▶ **PROBLEM**
Write out the listing below without alteration, omitting its pictures.

=== DATA FOR THIS TASK ===

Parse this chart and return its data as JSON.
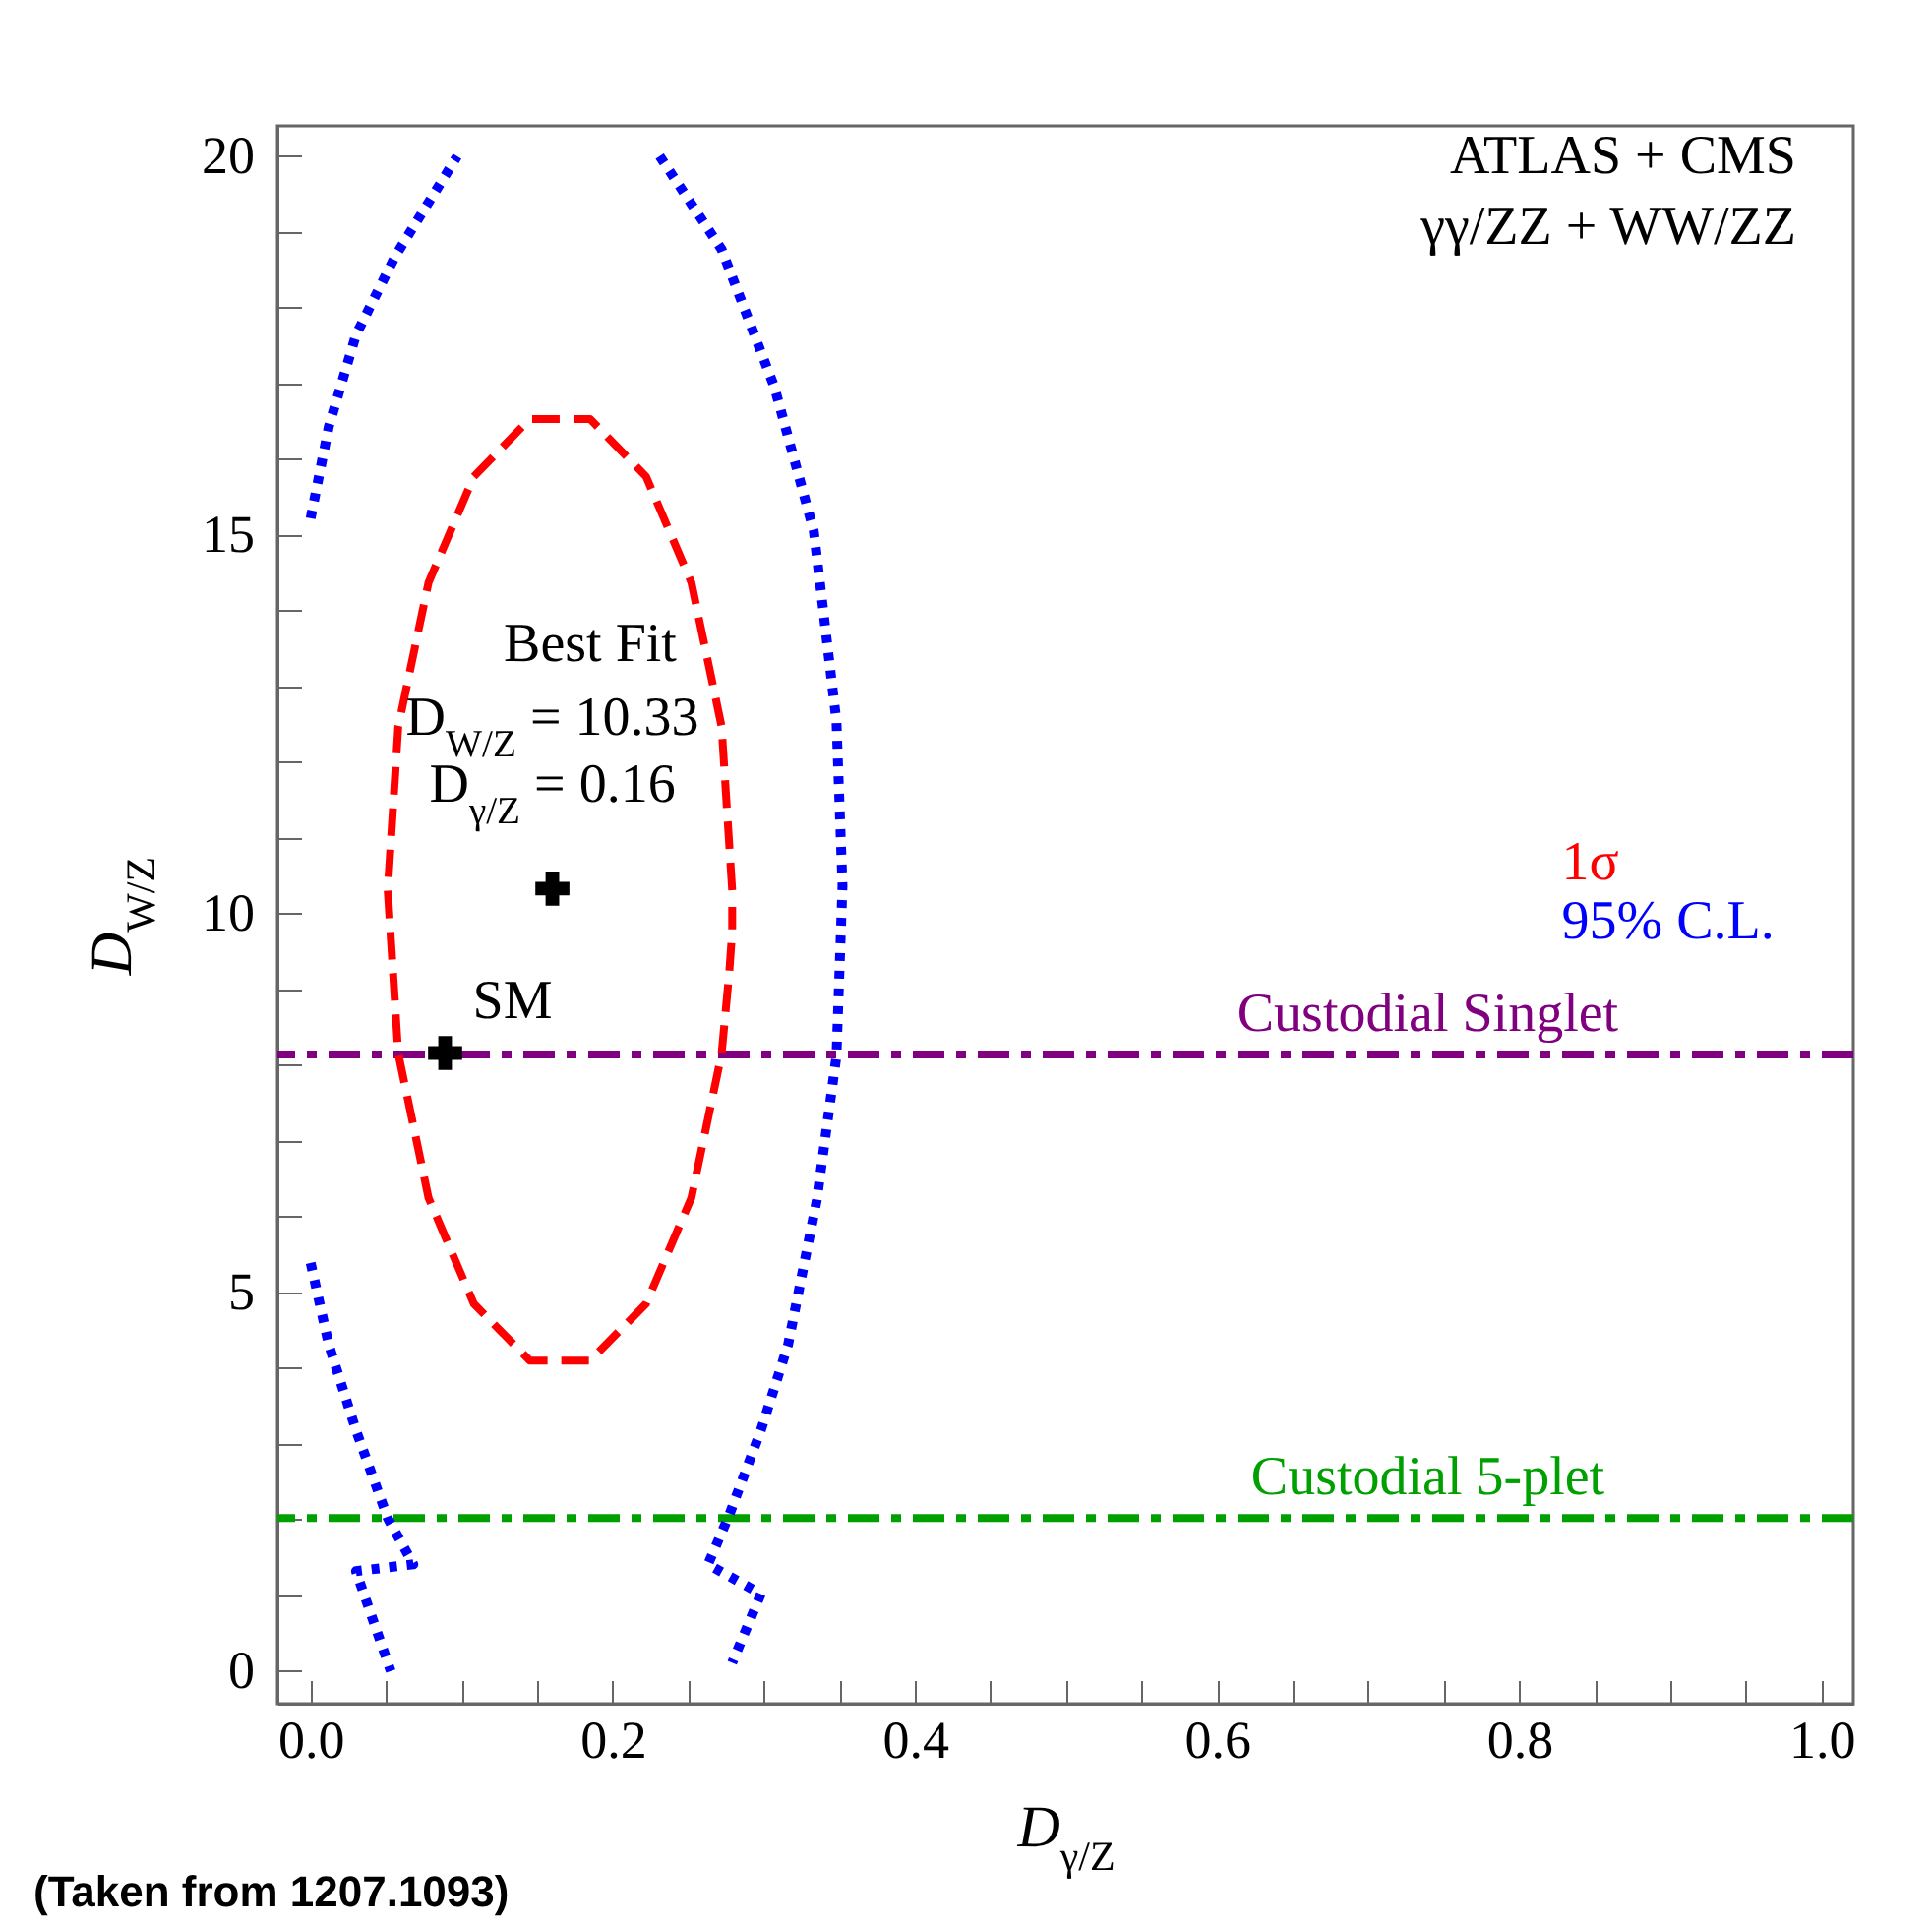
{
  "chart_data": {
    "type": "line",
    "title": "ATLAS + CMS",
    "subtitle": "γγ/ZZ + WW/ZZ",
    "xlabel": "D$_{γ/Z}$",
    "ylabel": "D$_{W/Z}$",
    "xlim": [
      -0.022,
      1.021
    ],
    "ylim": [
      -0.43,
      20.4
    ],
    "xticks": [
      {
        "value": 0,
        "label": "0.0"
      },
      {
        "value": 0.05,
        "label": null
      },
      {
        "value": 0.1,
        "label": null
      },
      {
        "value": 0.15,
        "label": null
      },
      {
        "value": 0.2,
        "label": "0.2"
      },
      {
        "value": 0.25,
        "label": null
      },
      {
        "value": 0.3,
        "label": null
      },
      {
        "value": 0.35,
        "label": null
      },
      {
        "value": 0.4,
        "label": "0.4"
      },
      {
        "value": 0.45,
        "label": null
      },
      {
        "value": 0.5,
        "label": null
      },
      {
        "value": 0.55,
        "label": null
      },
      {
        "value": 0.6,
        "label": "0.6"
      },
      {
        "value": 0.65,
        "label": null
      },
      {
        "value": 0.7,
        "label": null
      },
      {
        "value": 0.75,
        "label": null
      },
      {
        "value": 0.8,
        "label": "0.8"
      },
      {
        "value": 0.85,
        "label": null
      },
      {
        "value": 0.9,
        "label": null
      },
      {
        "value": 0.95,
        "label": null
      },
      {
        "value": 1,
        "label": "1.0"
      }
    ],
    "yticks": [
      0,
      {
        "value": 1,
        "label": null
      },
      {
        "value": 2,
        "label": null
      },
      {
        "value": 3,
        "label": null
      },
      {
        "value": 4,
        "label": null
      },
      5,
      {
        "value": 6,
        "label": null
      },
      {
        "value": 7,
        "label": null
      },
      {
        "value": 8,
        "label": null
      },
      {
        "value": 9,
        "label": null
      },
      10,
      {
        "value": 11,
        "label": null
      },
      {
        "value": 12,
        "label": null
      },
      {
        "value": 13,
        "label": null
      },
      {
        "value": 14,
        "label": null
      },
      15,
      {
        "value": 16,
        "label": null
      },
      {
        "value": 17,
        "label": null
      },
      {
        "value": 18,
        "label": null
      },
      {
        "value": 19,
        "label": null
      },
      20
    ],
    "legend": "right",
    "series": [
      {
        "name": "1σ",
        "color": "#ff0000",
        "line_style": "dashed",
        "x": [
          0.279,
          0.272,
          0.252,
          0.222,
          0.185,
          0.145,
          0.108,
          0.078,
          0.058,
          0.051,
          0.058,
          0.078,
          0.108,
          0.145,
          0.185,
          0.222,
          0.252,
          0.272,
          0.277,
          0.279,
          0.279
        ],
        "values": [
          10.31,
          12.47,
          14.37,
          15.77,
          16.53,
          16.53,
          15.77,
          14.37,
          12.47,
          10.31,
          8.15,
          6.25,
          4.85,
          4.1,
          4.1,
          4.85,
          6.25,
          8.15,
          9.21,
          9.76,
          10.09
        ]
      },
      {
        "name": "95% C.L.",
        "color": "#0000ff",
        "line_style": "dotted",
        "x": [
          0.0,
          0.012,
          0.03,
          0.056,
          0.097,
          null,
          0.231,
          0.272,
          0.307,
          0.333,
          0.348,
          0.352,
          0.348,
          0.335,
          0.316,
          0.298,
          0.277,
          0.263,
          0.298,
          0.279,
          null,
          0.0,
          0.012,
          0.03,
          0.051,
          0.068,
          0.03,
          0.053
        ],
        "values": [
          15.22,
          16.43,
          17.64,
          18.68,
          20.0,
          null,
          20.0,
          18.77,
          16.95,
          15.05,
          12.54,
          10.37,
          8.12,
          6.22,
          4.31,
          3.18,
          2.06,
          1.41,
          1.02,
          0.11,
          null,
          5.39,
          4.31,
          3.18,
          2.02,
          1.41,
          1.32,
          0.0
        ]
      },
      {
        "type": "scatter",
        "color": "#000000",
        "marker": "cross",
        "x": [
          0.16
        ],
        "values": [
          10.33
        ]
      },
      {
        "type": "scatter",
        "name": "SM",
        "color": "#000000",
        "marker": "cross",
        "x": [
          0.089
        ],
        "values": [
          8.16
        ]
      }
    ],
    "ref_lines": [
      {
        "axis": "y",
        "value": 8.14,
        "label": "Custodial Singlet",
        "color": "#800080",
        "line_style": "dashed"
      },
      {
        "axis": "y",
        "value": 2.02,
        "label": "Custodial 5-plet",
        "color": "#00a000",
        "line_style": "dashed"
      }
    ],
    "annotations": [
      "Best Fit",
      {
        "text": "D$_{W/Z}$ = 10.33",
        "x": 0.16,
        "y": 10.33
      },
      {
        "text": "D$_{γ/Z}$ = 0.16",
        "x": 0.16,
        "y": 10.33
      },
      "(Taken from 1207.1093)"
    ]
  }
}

===

▶ **SOLUTION FOR THIS PROBLEM**
Parse this chart and return its data as JSON.
{
  "chart_data": {
    "type": "line",
    "title": "ATLAS + CMS",
    "subtitle": "γγ/ZZ + WW/ZZ",
    "xlabel": "D$_{γ/Z}$",
    "ylabel": "D$_{W/Z}$",
    "xlim": [
      -0.022,
      1.021
    ],
    "ylim": [
      -0.43,
      20.4
    ],
    "xticks": [
      {
        "value": 0,
        "label": "0.0"
      },
      {
        "value": 0.05,
        "label": null
      },
      {
        "value": 0.1,
        "label": null
      },
      {
        "value": 0.15,
        "label": null
      },
      {
        "value": 0.2,
        "label": "0.2"
      },
      {
        "value": 0.25,
        "label": null
      },
      {
        "value": 0.3,
        "label": null
      },
      {
        "value": 0.35,
        "label": null
      },
      {
        "value": 0.4,
        "label": "0.4"
      },
      {
        "value": 0.45,
        "label": null
      },
      {
        "value": 0.5,
        "label": null
      },
      {
        "value": 0.55,
        "label": null
      },
      {
        "value": 0.6,
        "label": "0.6"
      },
      {
        "value": 0.65,
        "label": null
      },
      {
        "value": 0.7,
        "label": null
      },
      {
        "value": 0.75,
        "label": null
      },
      {
        "value": 0.8,
        "label": "0.8"
      },
      {
        "value": 0.85,
        "label": null
      },
      {
        "value": 0.9,
        "label": null
      },
      {
        "value": 0.95,
        "label": null
      },
      {
        "value": 1,
        "label": "1.0"
      }
    ],
    "yticks": [
      0,
      {
        "value": 1,
        "label": null
      },
      {
        "value": 2,
        "label": null
      },
      {
        "value": 3,
        "label": null
      },
      {
        "value": 4,
        "label": null
      },
      5,
      {
        "value": 6,
        "label": null
      },
      {
        "value": 7,
        "label": null
      },
      {
        "value": 8,
        "label": null
      },
      {
        "value": 9,
        "label": null
      },
      10,
      {
        "value": 11,
        "label": null
      },
      {
        "value": 12,
        "label": null
      },
      {
        "value": 13,
        "label": null
      },
      {
        "value": 14,
        "label": null
      },
      15,
      {
        "value": 16,
        "label": null
      },
      {
        "value": 17,
        "label": null
      },
      {
        "value": 18,
        "label": null
      },
      {
        "value": 19,
        "label": null
      },
      20
    ],
    "legend": "right",
    "series": [
      {
        "name": "1σ",
        "color": "#ff0000",
        "line_style": "dashed",
        "x": [
          0.279,
          0.272,
          0.252,
          0.222,
          0.185,
          0.145,
          0.108,
          0.078,
          0.058,
          0.051,
          0.058,
          0.078,
          0.108,
          0.145,
          0.185,
          0.222,
          0.252,
          0.272,
          0.277,
          0.279,
          0.279
        ],
        "values": [
          10.31,
          12.47,
          14.37,
          15.77,
          16.53,
          16.53,
          15.77,
          14.37,
          12.47,
          10.31,
          8.15,
          6.25,
          4.85,
          4.1,
          4.1,
          4.85,
          6.25,
          8.15,
          9.21,
          9.76,
          10.09
        ]
      },
      {
        "name": "95% C.L.",
        "color": "#0000ff",
        "line_style": "dotted",
        "x": [
          0.0,
          0.012,
          0.03,
          0.056,
          0.097,
          null,
          0.231,
          0.272,
          0.307,
          0.333,
          0.348,
          0.352,
          0.348,
          0.335,
          0.316,
          0.298,
          0.277,
          0.263,
          0.298,
          0.279,
          null,
          0.0,
          0.012,
          0.03,
          0.051,
          0.068,
          0.03,
          0.053
        ],
        "values": [
          15.22,
          16.43,
          17.64,
          18.68,
          20.0,
          null,
          20.0,
          18.77,
          16.95,
          15.05,
          12.54,
          10.37,
          8.12,
          6.22,
          4.31,
          3.18,
          2.06,
          1.41,
          1.02,
          0.11,
          null,
          5.39,
          4.31,
          3.18,
          2.02,
          1.41,
          1.32,
          0.0
        ]
      },
      {
        "type": "scatter",
        "color": "#000000",
        "marker": "cross",
        "x": [
          0.16
        ],
        "values": [
          10.33
        ]
      },
      {
        "type": "scatter",
        "name": "SM",
        "color": "#000000",
        "marker": "cross",
        "x": [
          0.089
        ],
        "values": [
          8.16
        ]
      }
    ],
    "ref_lines": [
      {
        "axis": "y",
        "value": 8.14,
        "label": "Custodial Singlet",
        "color": "#800080",
        "line_style": "dashed"
      },
      {
        "axis": "y",
        "value": 2.02,
        "label": "Custodial 5-plet",
        "color": "#00a000",
        "line_style": "dashed"
      }
    ],
    "annotations": [
      "Best Fit",
      {
        "text": "D$_{W/Z}$ = 10.33",
        "x": 0.16,
        "y": 10.33
      },
      {
        "text": "D$_{γ/Z}$ = 0.16",
        "x": 0.16,
        "y": 10.33
      },
      "(Taken from 1207.1093)"
    ]
  }
}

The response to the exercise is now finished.